● 指示 1
次の映画評のうち、「スタントが頑張っている。アク」から「はスリルを上手く盛り上げる。」までを一字も変えずに書き写してください。

● 本文
スタントが頑張っている。アクションシーンそのものは思ったよりも少なめなんだが、動きや格闘のデザインはかなり良質。冒頭・雪山での訓練シーンの臨場感、マニラ市街地・路地裏&屋根での追跡劇の説得力、バイクによるカースタントのスピードと迫力などは、いずれも上々。ちょっと『ターミネーター』っぽい(いつまで追いかけてくるねん的な)バカバカしさも微笑ましい。
映画賞のスタント部門では『007 スカイフォール』に栄冠を譲っているようだが、決して負けていないだろう。
それらアクションをしっかり捉え小気味よくつなぐカメラと編集も手練れだし、なにげにVFXの効果も大きく、長く余韻を残すサントラはスリルを上手く盛り上げる。

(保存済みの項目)
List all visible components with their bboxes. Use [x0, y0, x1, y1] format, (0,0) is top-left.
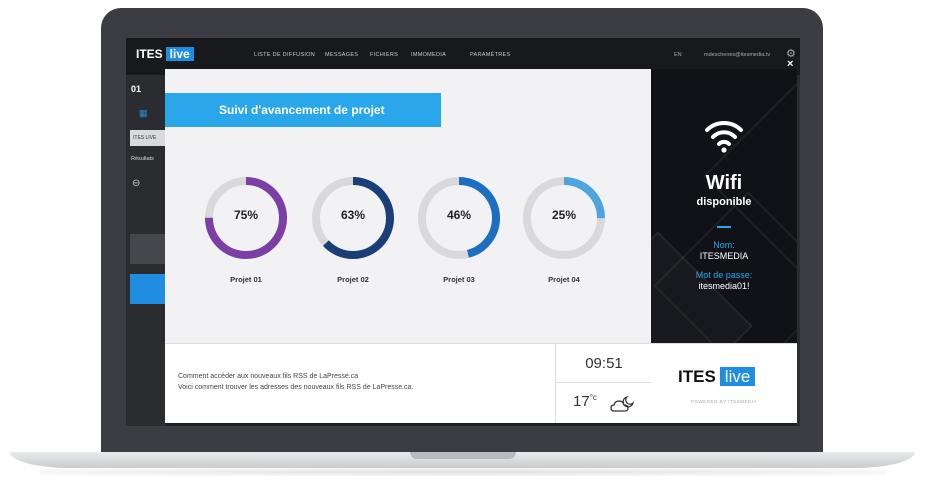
- progress-ring-3: 46%: [416, 175, 502, 261]
- wifi-title: Wifi: [705, 172, 743, 194]
- progress-value: 25%: [551, 208, 577, 222]
- wifi-name-key: Nom:: [713, 240, 735, 250]
- circle-toggle-icon[interactable]: ⊖: [132, 178, 140, 189]
- sidebar-button[interactable]: [130, 274, 166, 304]
- grid-icon[interactable]: ▦: [139, 108, 148, 119]
- nav-item-fichiers[interactable]: FICHIERS: [370, 52, 398, 58]
- step-number: 01: [131, 84, 142, 94]
- app-logo[interactable]: ITES live: [136, 47, 194, 61]
- wifi-password-value: itesmedia01!: [698, 281, 750, 291]
- user-email[interactable]: mdeschenes@itesmedia.tv: [704, 52, 770, 58]
- close-icon[interactable]: ×: [787, 58, 793, 70]
- brand-box: ITES live POWERED BY ITESMEDIA: [651, 343, 797, 423]
- partly-cloudy-night-icon: [610, 395, 635, 412]
- brand-badge: live: [719, 367, 756, 386]
- progress-value: 46%: [446, 208, 472, 222]
- nav-item-parametres[interactable]: PARAMÈTRES: [470, 52, 511, 58]
- nav-item-messages[interactable]: MESSAGES: [325, 52, 358, 58]
- weather-widget: 17°c: [555, 383, 651, 423]
- brand-logo: ITES live: [678, 367, 756, 387]
- wifi-divider: [717, 226, 731, 228]
- title-banner: Suivi d'avancement de projet: [165, 93, 441, 127]
- wifi-icon: [705, 120, 743, 153]
- laptop-screen: ITES live LISTE DE DIFFUSION MESSAGES FIC…: [126, 38, 800, 426]
- project-label: Projet 03: [443, 275, 475, 284]
- progress-ring-2: 63%: [310, 175, 396, 261]
- language-switch[interactable]: EN: [674, 52, 682, 58]
- progress-value: 75%: [233, 208, 259, 222]
- sidebar-chip[interactable]: ITES LIVE: [130, 130, 166, 146]
- progress-panel: Suivi d'avancement de projet 75% Projet …: [165, 69, 651, 343]
- progress-title: Suivi d'avancement de projet: [219, 103, 385, 117]
- nav-item-immomedia[interactable]: IMMOMEDIA: [411, 52, 446, 58]
- wifi-subtitle: disponible: [696, 196, 752, 208]
- wifi-name-value: ITESMEDIA: [699, 251, 749, 261]
- project-label: Projet 02: [337, 275, 369, 284]
- brand-name: ITES: [678, 367, 716, 386]
- progress-ring-4: 25%: [521, 175, 607, 261]
- wifi-panel: Wifi disponible Nom: ITESMEDIA Mot de pa…: [651, 69, 797, 343]
- temperature-unit: °c: [589, 393, 597, 402]
- news-ticker: Comment accéder aux nouveaux fils RSS de…: [165, 343, 555, 423]
- app-sidebar: 01 ▦ ITES LIVE Résultats ⊖: [126, 75, 166, 426]
- clock-widget: 09:51: [555, 343, 651, 383]
- wifi-password-key: Mot de passe:: [695, 270, 753, 280]
- news-summary: Voici comment trouver les adresses des n…: [178, 384, 414, 391]
- nav-item-liste-de-diffusion[interactable]: LISTE DE DIFFUSION: [254, 52, 315, 58]
- temperature-value: 17: [573, 393, 590, 410]
- brand-tagline: POWERED BY ITESMEDIA: [691, 399, 757, 404]
- project-label: Projet 04: [548, 275, 580, 284]
- preview-modal: Suivi d'avancement de projet 75% Projet …: [165, 69, 797, 423]
- project-label: Projet 01: [230, 275, 262, 284]
- news-headline: Comment accéder aux nouveaux fils RSS de…: [178, 373, 359, 380]
- progress-value: 63%: [340, 208, 366, 222]
- app-logo-text: ITES: [136, 47, 163, 61]
- progress-ring-1: 75%: [203, 175, 289, 261]
- sidebar-block: [130, 234, 166, 264]
- laptop-notch: [410, 452, 516, 459]
- laptop-shadow: [40, 468, 885, 476]
- results-label: Résultats: [131, 156, 154, 162]
- app-logo-badge: live: [165, 47, 194, 61]
- clock-time: 09:51: [585, 355, 623, 372]
- temperature: 17°c: [573, 393, 597, 410]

● 指示 2
上の行から「MESSAGES」という文字列を含む行をすべて見つけ、そのまま書き出してください。

● 回答全文 1
スタントが頑張っている。アクションシーンそのものは思ったよりも少なめなんだが、動きや格闘のデザインはかなり良質。冒頭・雪山での訓練シーンの臨場感、マニラ市街地・路地裏&屋根での追跡劇の説得力、バイクによるカースタントのスピードと迫力などは、いずれも上々。ちょっと『ターミネーター』っぽい(いつまで追いかけてくるねん的な)バカバカしさも微笑ましい。
映画賞のスタント部門では『007 スカイフォール』に栄冠を譲っているようだが、決して負けていないだろう。
それらアクションをしっかり捉え小気味よくつなぐカメラと編集も手練れだし、なにげにVFXの効果も大きく、長く余韻を残すサントラはスリルを上手く盛り上げる。

● 回答全文 2
- nav-item-messages[interactable]: MESSAGES: [325, 52, 358, 58]
- laptop-screen: ITES live LISTE DE DIFFUSION MESSAGES FIC…: [126, 38, 800, 426]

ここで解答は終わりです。